> SHORT EXERCISE
The entire listing is to be repeated verbatim.

:: SUPPLIED RECORDS

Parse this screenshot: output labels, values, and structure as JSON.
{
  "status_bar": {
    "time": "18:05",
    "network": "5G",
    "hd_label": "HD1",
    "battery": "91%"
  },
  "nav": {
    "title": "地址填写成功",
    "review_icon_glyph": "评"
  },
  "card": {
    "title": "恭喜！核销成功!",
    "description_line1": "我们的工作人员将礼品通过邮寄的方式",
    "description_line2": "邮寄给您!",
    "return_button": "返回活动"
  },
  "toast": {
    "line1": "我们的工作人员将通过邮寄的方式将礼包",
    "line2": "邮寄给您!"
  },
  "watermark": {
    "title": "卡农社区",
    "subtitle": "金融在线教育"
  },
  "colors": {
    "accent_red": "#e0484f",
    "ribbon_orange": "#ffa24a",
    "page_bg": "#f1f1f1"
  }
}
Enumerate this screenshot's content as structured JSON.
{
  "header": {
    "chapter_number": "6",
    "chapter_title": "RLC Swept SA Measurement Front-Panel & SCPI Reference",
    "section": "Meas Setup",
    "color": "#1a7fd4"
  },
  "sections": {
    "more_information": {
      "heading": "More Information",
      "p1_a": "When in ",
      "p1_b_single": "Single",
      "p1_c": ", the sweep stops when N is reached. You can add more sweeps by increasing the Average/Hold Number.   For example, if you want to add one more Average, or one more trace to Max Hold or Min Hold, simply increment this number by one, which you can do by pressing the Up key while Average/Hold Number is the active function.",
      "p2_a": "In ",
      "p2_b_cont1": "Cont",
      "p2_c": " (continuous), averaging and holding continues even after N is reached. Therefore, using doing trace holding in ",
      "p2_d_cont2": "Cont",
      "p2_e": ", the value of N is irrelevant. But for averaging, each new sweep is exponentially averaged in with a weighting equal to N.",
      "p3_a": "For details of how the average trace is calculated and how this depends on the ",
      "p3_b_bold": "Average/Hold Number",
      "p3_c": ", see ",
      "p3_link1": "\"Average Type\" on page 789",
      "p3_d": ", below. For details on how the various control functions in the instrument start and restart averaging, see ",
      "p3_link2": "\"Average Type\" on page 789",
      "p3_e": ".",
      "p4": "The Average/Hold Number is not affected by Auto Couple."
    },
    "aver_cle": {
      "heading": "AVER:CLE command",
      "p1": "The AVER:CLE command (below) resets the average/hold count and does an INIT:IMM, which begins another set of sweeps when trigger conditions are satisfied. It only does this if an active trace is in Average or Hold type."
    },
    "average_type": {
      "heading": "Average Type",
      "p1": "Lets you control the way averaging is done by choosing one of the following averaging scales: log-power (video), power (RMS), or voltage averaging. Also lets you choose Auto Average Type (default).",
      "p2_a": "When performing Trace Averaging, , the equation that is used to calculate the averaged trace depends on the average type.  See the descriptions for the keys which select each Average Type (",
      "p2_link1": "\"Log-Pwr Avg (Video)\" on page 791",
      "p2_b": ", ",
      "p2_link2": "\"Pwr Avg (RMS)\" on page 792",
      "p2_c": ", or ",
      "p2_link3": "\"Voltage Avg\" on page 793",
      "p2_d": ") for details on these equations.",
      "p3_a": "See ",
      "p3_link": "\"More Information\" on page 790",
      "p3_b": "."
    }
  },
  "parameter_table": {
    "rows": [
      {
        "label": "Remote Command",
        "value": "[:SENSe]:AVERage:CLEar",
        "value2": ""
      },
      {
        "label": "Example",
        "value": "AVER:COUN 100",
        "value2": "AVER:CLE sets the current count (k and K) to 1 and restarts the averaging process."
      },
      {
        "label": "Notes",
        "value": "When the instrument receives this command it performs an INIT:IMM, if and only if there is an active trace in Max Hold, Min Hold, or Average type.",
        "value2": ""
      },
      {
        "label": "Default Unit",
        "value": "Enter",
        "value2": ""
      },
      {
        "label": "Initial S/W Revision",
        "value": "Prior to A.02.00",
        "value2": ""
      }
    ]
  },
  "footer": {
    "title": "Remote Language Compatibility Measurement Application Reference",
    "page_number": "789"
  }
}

::::

> EXERCISE RESPONSE
Parse this screenshot: output labels, values, and structure as JSON.
{
  "status_bar": {
    "time": "18:05",
    "network": "5G",
    "hd_label": "HD1",
    "battery": "91%"
  },
  "nav": {
    "title": "地址填写成功",
    "review_icon_glyph": "评"
  },
  "card": {
    "title": "恭喜！核销成功!",
    "description_line1": "我们的工作人员将礼品通过邮寄的方式",
    "description_line2": "邮寄给您!",
    "return_button": "返回活动"
  },
  "toast": {
    "line1": "我们的工作人员将通过邮寄的方式将礼包",
    "line2": "邮寄给您!"
  },
  "watermark": {
    "title": "卡农社区",
    "subtitle": "金融在线教育"
  },
  "colors": {
    "accent_red": "#e0484f",
    "ribbon_orange": "#ffa24a",
    "page_bg": "#f1f1f1"
  }
}
Enumerate this screenshot's content as structured JSON.
{
  "header": {
    "chapter_number": "6",
    "chapter_title": "RLC Swept SA Measurement Front-Panel & SCPI Reference",
    "section": "Meas Setup",
    "color": "#1a7fd4"
  },
  "sections": {
    "more_information": {
      "heading": "More Information",
      "p1_a": "When in ",
      "p1_b_single": "Single",
      "p1_c": ", the sweep stops when N is reached. You can add more sweeps by increasing the Average/Hold Number.   For example, if you want to add one more Average, or one more trace to Max Hold or Min Hold, simply increment this number by one, which you can do by pressing the Up key while Average/Hold Number is the active function.",
      "p2_a": "In ",
      "p2_b_cont1": "Cont",
      "p2_c": " (continuous), averaging and holding continues even after N is reached. Therefore, using doing trace holding in ",
      "p2_d_cont2": "Cont",
      "p2_e": ", the value of N is irrelevant. But for averaging, each new sweep is exponentially averaged in with a weighting equal to N.",
      "p3_a": "For details of how the average trace is calculated and how this depends on the ",
      "p3_b_bold": "Average/Hold Number",
      "p3_c": ", see ",
      "p3_link1": "\"Average Type\" on page 789",
      "p3_d": ", below. For details on how the various control functions in the instrument start and restart averaging, see ",
      "p3_link2": "\"Average Type\" on page 789",
      "p3_e": ".",
      "p4": "The Average/Hold Number is not affected by Auto Couple."
    },
    "aver_cle": {
      "heading": "AVER:CLE command",
      "p1": "The AVER:CLE command (below) resets the average/hold count and does an INIT:IMM, which begins another set of sweeps when trigger conditions are satisfied. It only does this if an active trace is in Average or Hold type."
    },
    "average_type": {
      "heading": "Average Type",
      "p1": "Lets you control the way averaging is done by choosing one of the following averaging scales: log-power (video), power (RMS), or voltage averaging. Also lets you choose Auto Average Type (default).",
      "p2_a": "When performing Trace Averaging, , the equation that is used to calculate the averaged trace depends on the average type.  See the descriptions for the keys which select each Average Type (",
      "p2_link1": "\"Log-Pwr Avg (Video)\" on page 791",
      "p2_b": ", ",
      "p2_link2": "\"Pwr Avg (RMS)\" on page 792",
      "p2_c": ", or ",
      "p2_link3": "\"Voltage Avg\" on page 793",
      "p2_d": ") for details on these equations.",
      "p3_a": "See ",
      "p3_link": "\"More Information\" on page 790",
      "p3_b": "."
    }
  },
  "parameter_table": {
    "rows": [
      {
        "label": "Remote Command",
        "value": "[:SENSe]:AVERage:CLEar",
        "value2": ""
      },
      {
        "label": "Example",
        "value": "AVER:COUN 100",
        "value2": "AVER:CLE sets the current count (k and K) to 1 and restarts the averaging process."
      },
      {
        "label": "Notes",
        "value": "When the instrument receives this command it performs an INIT:IMM, if and only if there is an active trace in Max Hold, Min Hold, or Average type.",
        "value2": ""
      },
      {
        "label": "Default Unit",
        "value": "Enter",
        "value2": ""
      },
      {
        "label": "Initial S/W Revision",
        "value": "Prior to A.02.00",
        "value2": ""
      }
    ]
  },
  "footer": {
    "title": "Remote Language Compatibility Measurement Application Reference",
    "page_number": "789"
  }
}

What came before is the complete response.